**Requirements**
The listing below must be repeated word for word, with its images excluded.

BEGIN Provided data

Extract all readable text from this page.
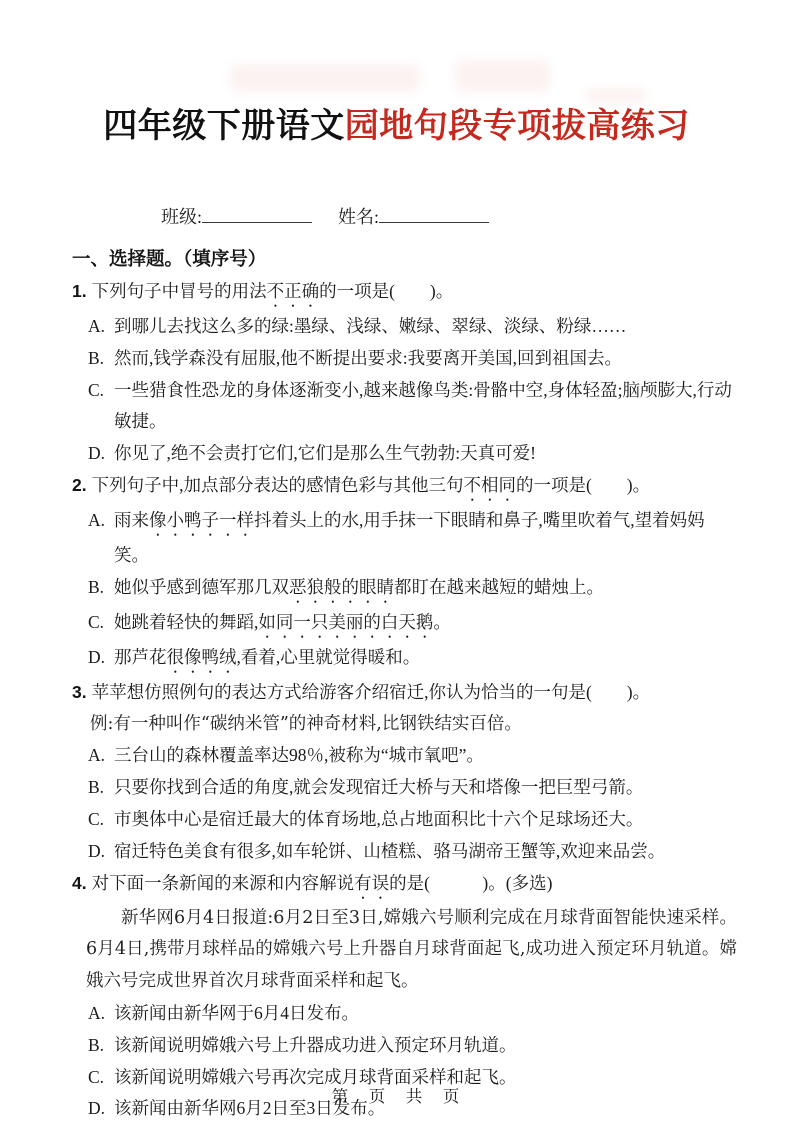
四年级下册语文园地句段专项拔高练习
班级:	姓名:
一、选择题。（填序号）
1. 下列句子中冒号的用法不正确的一项是(　　)。
A. 到哪儿去找这么多的绿:墨绿、浅绿、嫩绿、翠绿、淡绿、粉绿……
B. 然而,钱学森没有屈服,他不断提出要求:我要离开美国,回到祖国去。
C. 一些猎食性恐龙的身体逐渐变小,越来越像鸟类:骨骼中空,身体轻盈;脑颅膨大,行动敏捷。
D. 你见了,绝不会责打它们,它们是那么生气勃勃:天真可爱!
2. 下列句子中,加点部分表达的感情色彩与其他三句不相同的一项是(　　)。
A. 雨来像小鸭子一样抖着头上的水,用手抹一下眼睛和鼻子,嘴里吹着气,望着妈妈笑。
B. 她似乎感到德军那几双恶狼般的眼睛都盯在越来越短的蜡烛上。
C. 她跳着轻快的舞蹈,如同一只美丽的白天鹅。
D. 那芦花很像鸭绒,看着,心里就觉得暖和。
3. 苹苹想仿照例句的表达方式给游客介绍宿迁,你认为恰当的一句是(　　)。
例:有一种叫作“碳纳米管”的神奇材料,比钢铁结实百倍。
A. 三台山的森林覆盖率达98％,被称为“城市氧吧”。
B. 只要你找到合适的角度,就会发现宿迁大桥与天和塔像一把巨型弓箭。
C. 市奥体中心是宿迁最大的体育场地,总占地面积比十六个足球场还大。
D. 宿迁特色美食有很多,如车轮饼、山楂糕、骆马湖帝王蟹等,欢迎来品尝。
4. 对下面一条新闻的来源和内容解说有误的是(　　　)。(多选)
新华网6月4日报道:6月2日至3日,嫦娥六号顺利完成在月球背面智能快速采样。6月4日,携带月球样品的嫦娥六号上升器自月球背面起飞,成功进入预定环月轨道。嫦娥六号完成世界首次月球背面采样和起飞。
A. 该新闻由新华网于6月4日发布。
B. 该新闻说明嫦娥六号上升器成功进入预定环月轨道。
C. 该新闻说明嫦娥六号再次完成月球背面采样和起飞。
D. 该新闻由新华网6月2日至3日发布。
第 页 共 页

END Provided data

**Full response**
Extract all readable text from this page.
四年级下册语文园地句段专项拔高练习
班级:	姓名:
一、选择题。（填序号）
1. 下列句子中冒号的用法不正确的一项是(　　)。
A. 到哪儿去找这么多的绿:墨绿、浅绿、嫩绿、翠绿、淡绿、粉绿……
B. 然而,钱学森没有屈服,他不断提出要求:我要离开美国,回到祖国去。
C. 一些猎食性恐龙的身体逐渐变小,越来越像鸟类:骨骼中空,身体轻盈;脑颅膨大,行动敏捷。
D. 你见了,绝不会责打它们,它们是那么生气勃勃:天真可爱!
2. 下列句子中,加点部分表达的感情色彩与其他三句不相同的一项是(　　)。
A. 雨来像小鸭子一样抖着头上的水,用手抹一下眼睛和鼻子,嘴里吹着气,望着妈妈笑。
B. 她似乎感到德军那几双恶狼般的眼睛都盯在越来越短的蜡烛上。
C. 她跳着轻快的舞蹈,如同一只美丽的白天鹅。
D. 那芦花很像鸭绒,看着,心里就觉得暖和。
3. 苹苹想仿照例句的表达方式给游客介绍宿迁,你认为恰当的一句是(　　)。
例:有一种叫作“碳纳米管”的神奇材料,比钢铁结实百倍。
A. 三台山的森林覆盖率达98％,被称为“城市氧吧”。
B. 只要你找到合适的角度,就会发现宿迁大桥与天和塔像一把巨型弓箭。
C. 市奥体中心是宿迁最大的体育场地,总占地面积比十六个足球场还大。
D. 宿迁特色美食有很多,如车轮饼、山楂糕、骆马湖帝王蟹等,欢迎来品尝。
4. 对下面一条新闻的来源和内容解说有误的是(　　　)。(多选)
新华网6月4日报道:6月2日至3日,嫦娥六号顺利完成在月球背面智能快速采样。6月4日,携带月球样品的嫦娥六号上升器自月球背面起飞,成功进入预定环月轨道。嫦娥六号完成世界首次月球背面采样和起飞。
A. 该新闻由新华网于6月4日发布。
B. 该新闻说明嫦娥六号上升器成功进入预定环月轨道。
C. 该新闻说明嫦娥六号再次完成月球背面采样和起飞。
D. 该新闻由新华网6月2日至3日发布。
第 页 共 页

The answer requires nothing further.